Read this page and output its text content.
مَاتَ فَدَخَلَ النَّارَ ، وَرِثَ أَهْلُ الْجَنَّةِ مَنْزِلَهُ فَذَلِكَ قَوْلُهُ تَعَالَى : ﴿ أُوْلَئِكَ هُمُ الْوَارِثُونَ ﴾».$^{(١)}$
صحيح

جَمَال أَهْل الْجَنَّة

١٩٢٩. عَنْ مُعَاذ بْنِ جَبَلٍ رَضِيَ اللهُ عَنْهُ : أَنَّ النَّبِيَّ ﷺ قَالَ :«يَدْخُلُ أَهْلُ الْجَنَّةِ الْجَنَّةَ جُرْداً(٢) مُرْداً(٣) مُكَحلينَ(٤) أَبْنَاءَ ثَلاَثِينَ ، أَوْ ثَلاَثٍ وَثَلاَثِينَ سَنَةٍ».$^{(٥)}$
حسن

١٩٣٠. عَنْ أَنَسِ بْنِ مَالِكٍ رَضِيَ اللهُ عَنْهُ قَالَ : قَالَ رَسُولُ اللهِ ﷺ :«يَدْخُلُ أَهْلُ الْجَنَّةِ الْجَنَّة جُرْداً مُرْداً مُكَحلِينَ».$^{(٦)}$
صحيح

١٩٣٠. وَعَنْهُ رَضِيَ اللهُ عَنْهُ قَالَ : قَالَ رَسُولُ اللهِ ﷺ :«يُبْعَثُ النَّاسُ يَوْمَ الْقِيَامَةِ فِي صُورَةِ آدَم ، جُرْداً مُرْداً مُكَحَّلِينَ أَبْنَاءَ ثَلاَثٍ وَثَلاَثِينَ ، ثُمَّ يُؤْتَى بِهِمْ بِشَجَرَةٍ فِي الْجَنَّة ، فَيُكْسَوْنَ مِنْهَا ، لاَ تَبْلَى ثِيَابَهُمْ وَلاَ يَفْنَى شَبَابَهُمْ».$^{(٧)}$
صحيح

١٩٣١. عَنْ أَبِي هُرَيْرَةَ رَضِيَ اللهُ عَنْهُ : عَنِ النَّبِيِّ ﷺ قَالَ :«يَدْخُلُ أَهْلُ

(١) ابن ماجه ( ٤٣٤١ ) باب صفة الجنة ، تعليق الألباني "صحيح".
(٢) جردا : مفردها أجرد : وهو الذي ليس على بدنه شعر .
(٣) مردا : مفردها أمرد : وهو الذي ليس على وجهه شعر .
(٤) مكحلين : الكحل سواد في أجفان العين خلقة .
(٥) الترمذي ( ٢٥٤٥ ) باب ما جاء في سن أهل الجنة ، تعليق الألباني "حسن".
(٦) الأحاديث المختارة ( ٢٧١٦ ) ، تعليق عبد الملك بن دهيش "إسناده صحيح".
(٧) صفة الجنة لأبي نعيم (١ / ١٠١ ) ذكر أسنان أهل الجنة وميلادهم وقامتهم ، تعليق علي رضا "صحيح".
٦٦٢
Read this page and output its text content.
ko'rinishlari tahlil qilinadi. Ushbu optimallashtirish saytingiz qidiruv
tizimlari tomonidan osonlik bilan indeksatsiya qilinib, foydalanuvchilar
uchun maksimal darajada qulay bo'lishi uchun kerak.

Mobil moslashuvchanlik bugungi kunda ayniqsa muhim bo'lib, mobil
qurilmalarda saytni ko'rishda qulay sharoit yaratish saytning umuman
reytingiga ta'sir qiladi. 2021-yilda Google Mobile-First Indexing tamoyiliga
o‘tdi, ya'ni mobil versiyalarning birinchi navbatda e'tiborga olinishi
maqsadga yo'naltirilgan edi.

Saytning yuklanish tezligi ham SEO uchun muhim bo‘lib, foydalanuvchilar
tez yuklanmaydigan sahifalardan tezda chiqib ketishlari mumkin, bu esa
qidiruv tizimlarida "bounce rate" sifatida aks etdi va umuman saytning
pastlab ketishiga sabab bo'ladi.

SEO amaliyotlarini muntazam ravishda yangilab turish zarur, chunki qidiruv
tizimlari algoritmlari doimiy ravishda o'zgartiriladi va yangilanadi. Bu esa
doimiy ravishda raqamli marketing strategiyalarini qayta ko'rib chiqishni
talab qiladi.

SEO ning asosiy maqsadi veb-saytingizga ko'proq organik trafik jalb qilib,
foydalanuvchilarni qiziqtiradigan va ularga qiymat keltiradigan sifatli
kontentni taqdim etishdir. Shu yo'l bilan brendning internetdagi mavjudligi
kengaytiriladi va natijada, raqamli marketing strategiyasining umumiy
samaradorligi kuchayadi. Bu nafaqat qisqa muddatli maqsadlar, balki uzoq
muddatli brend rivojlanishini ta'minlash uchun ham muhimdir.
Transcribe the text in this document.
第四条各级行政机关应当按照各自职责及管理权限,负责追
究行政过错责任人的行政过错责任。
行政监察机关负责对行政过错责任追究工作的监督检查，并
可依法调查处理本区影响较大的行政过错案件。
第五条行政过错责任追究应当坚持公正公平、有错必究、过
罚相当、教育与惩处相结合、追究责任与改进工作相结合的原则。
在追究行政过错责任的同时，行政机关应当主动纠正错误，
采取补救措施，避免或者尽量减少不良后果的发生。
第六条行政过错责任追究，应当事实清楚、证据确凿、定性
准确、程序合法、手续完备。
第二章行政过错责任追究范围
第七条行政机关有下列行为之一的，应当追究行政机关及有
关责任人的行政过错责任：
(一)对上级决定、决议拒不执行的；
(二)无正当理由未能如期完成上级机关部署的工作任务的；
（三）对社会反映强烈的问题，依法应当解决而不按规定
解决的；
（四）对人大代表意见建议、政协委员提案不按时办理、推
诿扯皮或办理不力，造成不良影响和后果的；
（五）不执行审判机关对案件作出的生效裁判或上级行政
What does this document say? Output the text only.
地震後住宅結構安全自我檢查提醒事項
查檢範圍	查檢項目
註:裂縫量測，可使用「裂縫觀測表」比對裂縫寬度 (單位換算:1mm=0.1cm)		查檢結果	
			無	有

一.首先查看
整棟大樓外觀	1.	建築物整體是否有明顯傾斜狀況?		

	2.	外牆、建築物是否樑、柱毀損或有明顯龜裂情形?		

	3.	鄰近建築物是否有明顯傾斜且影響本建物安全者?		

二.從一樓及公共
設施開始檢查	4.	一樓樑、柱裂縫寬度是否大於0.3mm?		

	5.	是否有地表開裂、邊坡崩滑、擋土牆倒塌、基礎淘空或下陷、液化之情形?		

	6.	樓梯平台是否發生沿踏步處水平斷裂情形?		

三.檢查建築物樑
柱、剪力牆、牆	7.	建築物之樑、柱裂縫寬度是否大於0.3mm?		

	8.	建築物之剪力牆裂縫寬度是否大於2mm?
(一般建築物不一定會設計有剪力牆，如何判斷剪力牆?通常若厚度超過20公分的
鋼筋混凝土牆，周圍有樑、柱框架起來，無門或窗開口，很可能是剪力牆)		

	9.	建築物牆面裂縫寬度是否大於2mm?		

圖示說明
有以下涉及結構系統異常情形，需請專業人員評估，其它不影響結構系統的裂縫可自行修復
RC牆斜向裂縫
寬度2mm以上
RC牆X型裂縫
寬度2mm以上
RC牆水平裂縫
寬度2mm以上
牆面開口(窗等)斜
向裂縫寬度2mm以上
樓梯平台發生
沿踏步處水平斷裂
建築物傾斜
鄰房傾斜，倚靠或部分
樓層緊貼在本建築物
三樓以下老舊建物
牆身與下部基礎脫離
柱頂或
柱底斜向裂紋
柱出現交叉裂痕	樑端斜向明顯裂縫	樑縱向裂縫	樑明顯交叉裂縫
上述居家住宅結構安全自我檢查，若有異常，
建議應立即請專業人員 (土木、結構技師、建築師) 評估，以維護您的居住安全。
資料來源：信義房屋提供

-=-=-=-=-

> [Aim]: Reproduce the full listing above, character for character.

> [The answer]:
Read this page and output its text content.
مَاتَ فَدَخَلَ النَّارَ ، وَرِثَ أَهْلُ الْجَنَّةِ مَنْزِلَهُ فَذَلِكَ قَوْلُهُ تَعَالَى : ﴿ أُوْلَئِكَ هُمُ الْوَارِثُونَ ﴾».$^{(١)}$
صحيح

جَمَال أَهْل الْجَنَّة

١٩٢٩. عَنْ مُعَاذ بْنِ جَبَلٍ رَضِيَ اللهُ عَنْهُ : أَنَّ النَّبِيَّ ﷺ قَالَ :«يَدْخُلُ أَهْلُ الْجَنَّةِ الْجَنَّةَ جُرْداً(٢) مُرْداً(٣) مُكَحلينَ(٤) أَبْنَاءَ ثَلاَثِينَ ، أَوْ ثَلاَثٍ وَثَلاَثِينَ سَنَةٍ».$^{(٥)}$
حسن

١٩٣٠. عَنْ أَنَسِ بْنِ مَالِكٍ رَضِيَ اللهُ عَنْهُ قَالَ : قَالَ رَسُولُ اللهِ ﷺ :«يَدْخُلُ أَهْلُ الْجَنَّةِ الْجَنَّة جُرْداً مُرْداً مُكَحلِينَ».$^{(٦)}$
صحيح

١٩٣٠. وَعَنْهُ رَضِيَ اللهُ عَنْهُ قَالَ : قَالَ رَسُولُ اللهِ ﷺ :«يُبْعَثُ النَّاسُ يَوْمَ الْقِيَامَةِ فِي صُورَةِ آدَم ، جُرْداً مُرْداً مُكَحَّلِينَ أَبْنَاءَ ثَلاَثٍ وَثَلاَثِينَ ، ثُمَّ يُؤْتَى بِهِمْ بِشَجَرَةٍ فِي الْجَنَّة ، فَيُكْسَوْنَ مِنْهَا ، لاَ تَبْلَى ثِيَابَهُمْ وَلاَ يَفْنَى شَبَابَهُمْ».$^{(٧)}$
صحيح

١٩٣١. عَنْ أَبِي هُرَيْرَةَ رَضِيَ اللهُ عَنْهُ : عَنِ النَّبِيِّ ﷺ قَالَ :«يَدْخُلُ أَهْلُ

(١) ابن ماجه ( ٤٣٤١ ) باب صفة الجنة ، تعليق الألباني "صحيح".
(٢) جردا : مفردها أجرد : وهو الذي ليس على بدنه شعر .
(٣) مردا : مفردها أمرد : وهو الذي ليس على وجهه شعر .
(٤) مكحلين : الكحل سواد في أجفان العين خلقة .
(٥) الترمذي ( ٢٥٤٥ ) باب ما جاء في سن أهل الجنة ، تعليق الألباني "حسن".
(٦) الأحاديث المختارة ( ٢٧١٦ ) ، تعليق عبد الملك بن دهيش "إسناده صحيح".
(٧) صفة الجنة لأبي نعيم (١ / ١٠١ ) ذكر أسنان أهل الجنة وميلادهم وقامتهم ، تعليق علي رضا "صحيح".
٦٦٢
Read this page and output its text content.
ko'rinishlari tahlil qilinadi. Ushbu optimallashtirish saytingiz qidiruv
tizimlari tomonidan osonlik bilan indeksatsiya qilinib, foydalanuvchilar
uchun maksimal darajada qulay bo'lishi uchun kerak.

Mobil moslashuvchanlik bugungi kunda ayniqsa muhim bo'lib, mobil
qurilmalarda saytni ko'rishda qulay sharoit yaratish saytning umuman
reytingiga ta'sir qiladi. 2021-yilda Google Mobile-First Indexing tamoyiliga
o‘tdi, ya'ni mobil versiyalarning birinchi navbatda e'tiborga olinishi
maqsadga yo'naltirilgan edi.

Saytning yuklanish tezligi ham SEO uchun muhim bo‘lib, foydalanuvchilar
tez yuklanmaydigan sahifalardan tezda chiqib ketishlari mumkin, bu esa
qidiruv tizimlarida "bounce rate" sifatida aks etdi va umuman saytning
pastlab ketishiga sabab bo'ladi.

SEO amaliyotlarini muntazam ravishda yangilab turish zarur, chunki qidiruv
tizimlari algoritmlari doimiy ravishda o'zgartiriladi va yangilanadi. Bu esa
doimiy ravishda raqamli marketing strategiyalarini qayta ko'rib chiqishni
talab qiladi.

SEO ning asosiy maqsadi veb-saytingizga ko'proq organik trafik jalb qilib,
foydalanuvchilarni qiziqtiradigan va ularga qiymat keltiradigan sifatli
kontentni taqdim etishdir. Shu yo'l bilan brendning internetdagi mavjudligi
kengaytiriladi va natijada, raqamli marketing strategiyasining umumiy
samaradorligi kuchayadi. Bu nafaqat qisqa muddatli maqsadlar, balki uzoq
muddatli brend rivojlanishini ta'minlash uchun ham muhimdir.
Transcribe the text in this document.
第四条各级行政机关应当按照各自职责及管理权限,负责追
究行政过错责任人的行政过错责任。
行政监察机关负责对行政过错责任追究工作的监督检查，并
可依法调查处理本区影响较大的行政过错案件。
第五条行政过错责任追究应当坚持公正公平、有错必究、过
罚相当、教育与惩处相结合、追究责任与改进工作相结合的原则。
在追究行政过错责任的同时，行政机关应当主动纠正错误，
采取补救措施，避免或者尽量减少不良后果的发生。
第六条行政过错责任追究，应当事实清楚、证据确凿、定性
准确、程序合法、手续完备。
第二章行政过错责任追究范围
第七条行政机关有下列行为之一的，应当追究行政机关及有
关责任人的行政过错责任：
(一)对上级决定、决议拒不执行的；
(二)无正当理由未能如期完成上级机关部署的工作任务的；
（三）对社会反映强烈的问题，依法应当解决而不按规定
解决的；
（四）对人大代表意见建议、政协委员提案不按时办理、推
诿扯皮或办理不力，造成不良影响和后果的；
（五）不执行审判机关对案件作出的生效裁判或上级行政
What does this document say? Output the text only.
地震後住宅結構安全自我檢查提醒事項
查檢範圍	查檢項目
註:裂縫量測，可使用「裂縫觀測表」比對裂縫寬度 (單位換算:1mm=0.1cm)		查檢結果	
			無	有

一.首先查看
整棟大樓外觀	1.	建築物整體是否有明顯傾斜狀況?		

	2.	外牆、建築物是否樑、柱毀損或有明顯龜裂情形?		

	3.	鄰近建築物是否有明顯傾斜且影響本建物安全者?		

二.從一樓及公共
設施開始檢查	4.	一樓樑、柱裂縫寬度是否大於0.3mm?		

	5.	是否有地表開裂、邊坡崩滑、擋土牆倒塌、基礎淘空或下陷、液化之情形?		

	6.	樓梯平台是否發生沿踏步處水平斷裂情形?		

三.檢查建築物樑
柱、剪力牆、牆	7.	建築物之樑、柱裂縫寬度是否大於0.3mm?		

	8.	建築物之剪力牆裂縫寬度是否大於2mm?
(一般建築物不一定會設計有剪力牆，如何判斷剪力牆?通常若厚度超過20公分的
鋼筋混凝土牆，周圍有樑、柱框架起來，無門或窗開口，很可能是剪力牆)		

	9.	建築物牆面裂縫寬度是否大於2mm?		

圖示說明
有以下涉及結構系統異常情形，需請專業人員評估，其它不影響結構系統的裂縫可自行修復
RC牆斜向裂縫
寬度2mm以上
RC牆X型裂縫
寬度2mm以上
RC牆水平裂縫
寬度2mm以上
牆面開口(窗等)斜
向裂縫寬度2mm以上
樓梯平台發生
沿踏步處水平斷裂
建築物傾斜
鄰房傾斜，倚靠或部分
樓層緊貼在本建築物
三樓以下老舊建物
牆身與下部基礎脫離
柱頂或
柱底斜向裂紋
柱出現交叉裂痕	樑端斜向明顯裂縫	樑縱向裂縫	樑明顯交叉裂縫
上述居家住宅結構安全自我檢查，若有異常，
建議應立即請專業人員 (土木、結構技師、建築師) 評估，以維護您的居住安全。
資料來源：信義房屋提供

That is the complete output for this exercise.